_GIVEN REQUEST_
Provide an exact copy of the data, excluding the images.

Stored items:
=======
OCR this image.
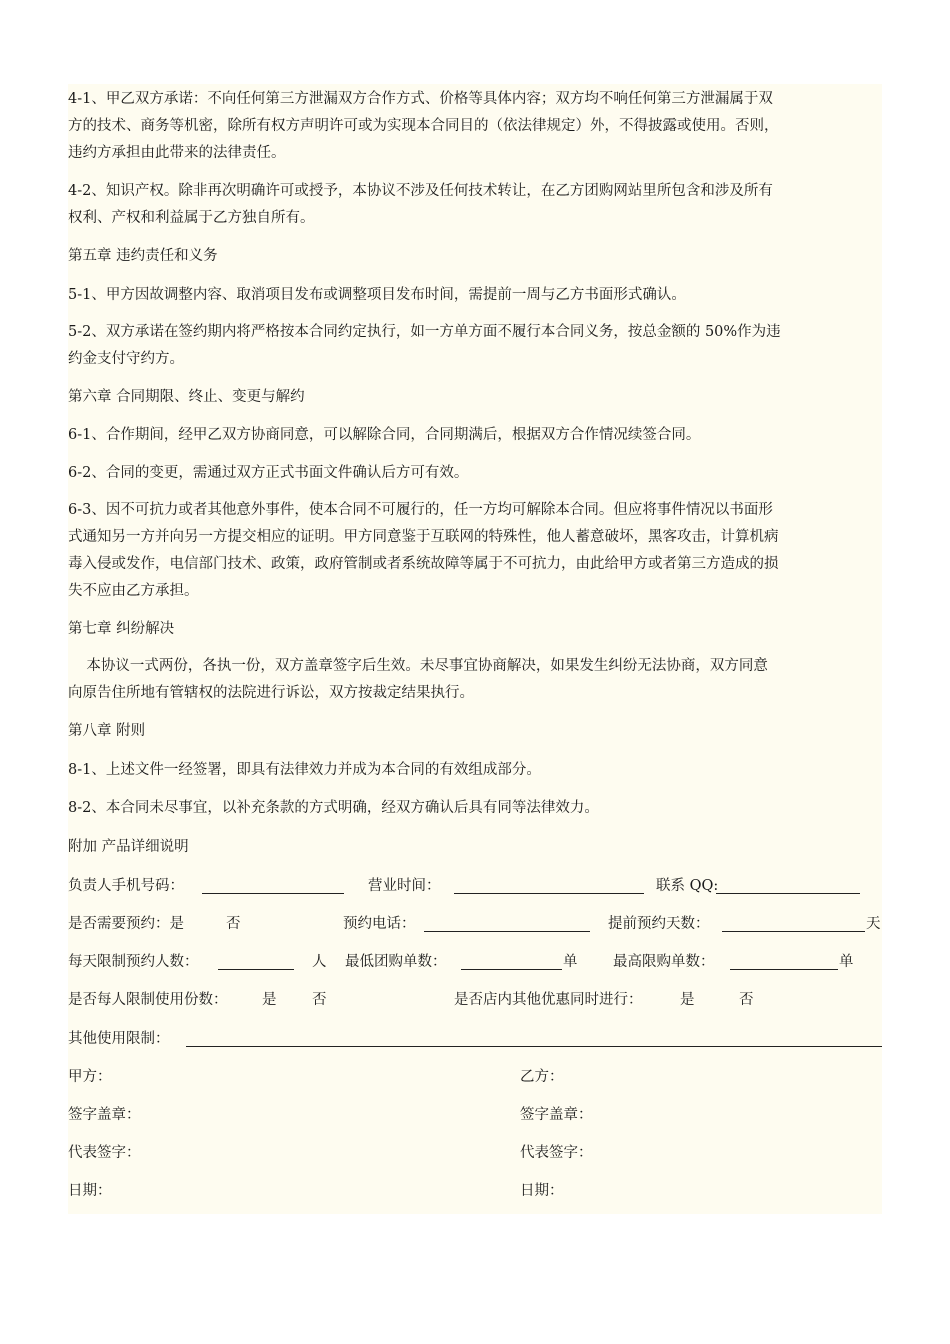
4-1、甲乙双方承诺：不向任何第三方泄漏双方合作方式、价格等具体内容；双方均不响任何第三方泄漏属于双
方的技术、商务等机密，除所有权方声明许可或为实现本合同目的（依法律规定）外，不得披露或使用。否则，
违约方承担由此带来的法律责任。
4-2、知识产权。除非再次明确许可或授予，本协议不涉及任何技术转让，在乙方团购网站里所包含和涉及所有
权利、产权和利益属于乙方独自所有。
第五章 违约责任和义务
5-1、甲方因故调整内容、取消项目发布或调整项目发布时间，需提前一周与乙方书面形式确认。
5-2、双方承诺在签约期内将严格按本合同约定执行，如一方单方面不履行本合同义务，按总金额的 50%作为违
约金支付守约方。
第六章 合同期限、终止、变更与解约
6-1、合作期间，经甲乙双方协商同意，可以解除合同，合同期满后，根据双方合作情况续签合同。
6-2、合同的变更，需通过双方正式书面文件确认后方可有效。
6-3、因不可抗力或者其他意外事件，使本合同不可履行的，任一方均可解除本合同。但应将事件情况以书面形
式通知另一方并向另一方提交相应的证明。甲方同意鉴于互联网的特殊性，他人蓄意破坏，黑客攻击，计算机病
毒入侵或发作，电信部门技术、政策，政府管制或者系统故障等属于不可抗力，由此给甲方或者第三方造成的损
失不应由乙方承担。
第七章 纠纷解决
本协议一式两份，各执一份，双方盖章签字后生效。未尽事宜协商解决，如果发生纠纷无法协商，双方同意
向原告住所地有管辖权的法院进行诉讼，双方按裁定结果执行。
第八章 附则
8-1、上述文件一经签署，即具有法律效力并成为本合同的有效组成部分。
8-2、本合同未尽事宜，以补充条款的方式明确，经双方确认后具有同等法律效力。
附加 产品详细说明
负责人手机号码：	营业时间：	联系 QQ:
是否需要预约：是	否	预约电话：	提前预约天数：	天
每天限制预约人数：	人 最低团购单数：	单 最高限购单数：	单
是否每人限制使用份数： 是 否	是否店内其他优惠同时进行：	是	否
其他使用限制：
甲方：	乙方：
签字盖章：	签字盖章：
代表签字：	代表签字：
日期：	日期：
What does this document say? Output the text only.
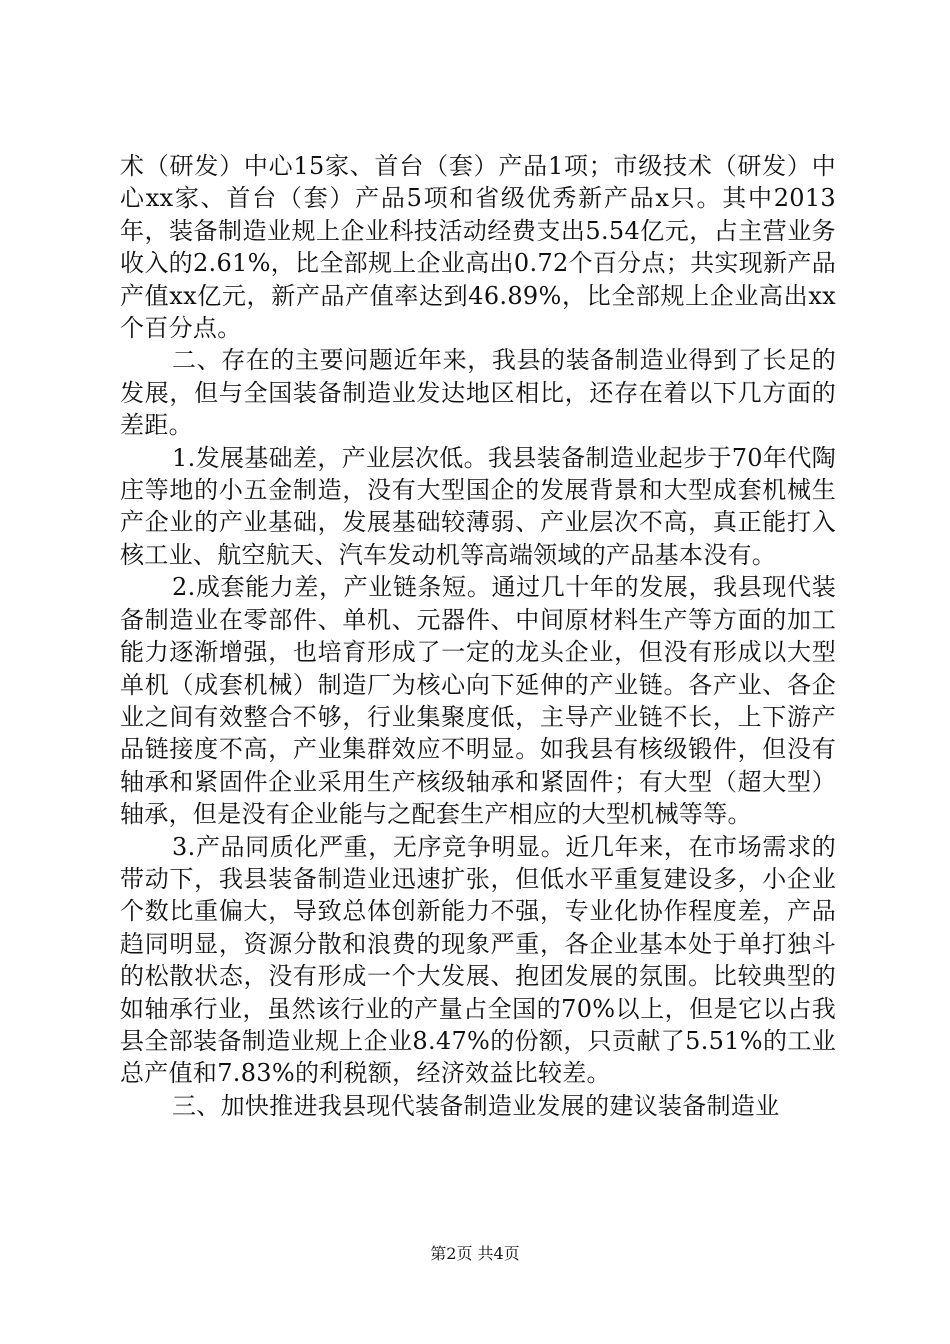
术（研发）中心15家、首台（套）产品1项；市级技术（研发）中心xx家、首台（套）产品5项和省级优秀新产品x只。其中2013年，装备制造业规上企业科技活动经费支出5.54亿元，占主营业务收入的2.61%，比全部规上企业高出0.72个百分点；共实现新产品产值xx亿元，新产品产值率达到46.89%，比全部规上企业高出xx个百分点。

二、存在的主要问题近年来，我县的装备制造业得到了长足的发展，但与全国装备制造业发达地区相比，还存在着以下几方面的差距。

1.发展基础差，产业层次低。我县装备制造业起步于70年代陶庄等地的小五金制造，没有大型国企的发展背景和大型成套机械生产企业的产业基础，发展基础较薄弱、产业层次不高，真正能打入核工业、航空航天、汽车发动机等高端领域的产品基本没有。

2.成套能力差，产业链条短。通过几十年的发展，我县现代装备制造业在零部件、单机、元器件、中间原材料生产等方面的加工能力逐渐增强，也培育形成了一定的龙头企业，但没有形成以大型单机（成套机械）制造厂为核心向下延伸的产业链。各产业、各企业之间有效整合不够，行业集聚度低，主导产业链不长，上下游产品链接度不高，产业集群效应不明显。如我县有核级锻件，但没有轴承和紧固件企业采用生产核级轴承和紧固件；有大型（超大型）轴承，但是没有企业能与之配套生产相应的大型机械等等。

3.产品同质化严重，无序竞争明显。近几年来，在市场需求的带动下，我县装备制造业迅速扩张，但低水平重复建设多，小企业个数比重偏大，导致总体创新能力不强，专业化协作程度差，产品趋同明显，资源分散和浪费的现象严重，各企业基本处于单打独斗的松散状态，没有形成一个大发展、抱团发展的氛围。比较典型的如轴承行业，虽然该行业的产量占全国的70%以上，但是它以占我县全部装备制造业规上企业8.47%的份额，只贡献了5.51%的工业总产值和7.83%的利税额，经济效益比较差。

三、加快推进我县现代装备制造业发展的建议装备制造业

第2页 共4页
=======
_RESULT OF THE EXERCISE_
OCR this image.
4-1、甲乙双方承诺：不向任何第三方泄漏双方合作方式、价格等具体内容；双方均不响任何第三方泄漏属于双
方的技术、商务等机密，除所有权方声明许可或为实现本合同目的（依法律规定）外，不得披露或使用。否则，
违约方承担由此带来的法律责任。
4-2、知识产权。除非再次明确许可或授予，本协议不涉及任何技术转让，在乙方团购网站里所包含和涉及所有
权利、产权和利益属于乙方独自所有。
第五章 违约责任和义务
5-1、甲方因故调整内容、取消项目发布或调整项目发布时间，需提前一周与乙方书面形式确认。
5-2、双方承诺在签约期内将严格按本合同约定执行，如一方单方面不履行本合同义务，按总金额的 50%作为违
约金支付守约方。
第六章 合同期限、终止、变更与解约
6-1、合作期间，经甲乙双方协商同意，可以解除合同，合同期满后，根据双方合作情况续签合同。
6-2、合同的变更，需通过双方正式书面文件确认后方可有效。
6-3、因不可抗力或者其他意外事件，使本合同不可履行的，任一方均可解除本合同。但应将事件情况以书面形
式通知另一方并向另一方提交相应的证明。甲方同意鉴于互联网的特殊性，他人蓄意破坏，黑客攻击，计算机病
毒入侵或发作，电信部门技术、政策，政府管制或者系统故障等属于不可抗力，由此给甲方或者第三方造成的损
失不应由乙方承担。
第七章 纠纷解决
本协议一式两份，各执一份，双方盖章签字后生效。未尽事宜协商解决，如果发生纠纷无法协商，双方同意
向原告住所地有管辖权的法院进行诉讼，双方按裁定结果执行。
第八章 附则
8-1、上述文件一经签署，即具有法律效力并成为本合同的有效组成部分。
8-2、本合同未尽事宜，以补充条款的方式明确，经双方确认后具有同等法律效力。
附加 产品详细说明
负责人手机号码：	营业时间：	联系 QQ:
是否需要预约：是	否	预约电话：	提前预约天数：	天
每天限制预约人数：	人 最低团购单数：	单 最高限购单数：	单
是否每人限制使用份数： 是 否	是否店内其他优惠同时进行：	是	否
其他使用限制：
甲方：	乙方：
签字盖章：	签字盖章：
代表签字：	代表签字：
日期：	日期：
What does this document say? Output the text only.
术（研发）中心15家、首台（套）产品1项；市级技术（研发）中心xx家、首台（套）产品5项和省级优秀新产品x只。其中2013年，装备制造业规上企业科技活动经费支出5.54亿元，占主营业务收入的2.61%，比全部规上企业高出0.72个百分点；共实现新产品产值xx亿元，新产品产值率达到46.89%，比全部规上企业高出xx个百分点。

二、存在的主要问题近年来，我县的装备制造业得到了长足的发展，但与全国装备制造业发达地区相比，还存在着以下几方面的差距。

1.发展基础差，产业层次低。我县装备制造业起步于70年代陶庄等地的小五金制造，没有大型国企的发展背景和大型成套机械生产企业的产业基础，发展基础较薄弱、产业层次不高，真正能打入核工业、航空航天、汽车发动机等高端领域的产品基本没有。

2.成套能力差，产业链条短。通过几十年的发展，我县现代装备制造业在零部件、单机、元器件、中间原材料生产等方面的加工能力逐渐增强，也培育形成了一定的龙头企业，但没有形成以大型单机（成套机械）制造厂为核心向下延伸的产业链。各产业、各企业之间有效整合不够，行业集聚度低，主导产业链不长，上下游产品链接度不高，产业集群效应不明显。如我县有核级锻件，但没有轴承和紧固件企业采用生产核级轴承和紧固件；有大型（超大型）轴承，但是没有企业能与之配套生产相应的大型机械等等。

3.产品同质化严重，无序竞争明显。近几年来，在市场需求的带动下，我县装备制造业迅速扩张，但低水平重复建设多，小企业个数比重偏大，导致总体创新能力不强，专业化协作程度差，产品趋同明显，资源分散和浪费的现象严重，各企业基本处于单打独斗的松散状态，没有形成一个大发展、抱团发展的氛围。比较典型的如轴承行业，虽然该行业的产量占全国的70%以上，但是它以占我县全部装备制造业规上企业8.47%的份额，只贡献了5.51%的工业总产值和7.83%的利税额，经济效益比较差。

三、加快推进我县现代装备制造业发展的建议装备制造业

第2页 共4页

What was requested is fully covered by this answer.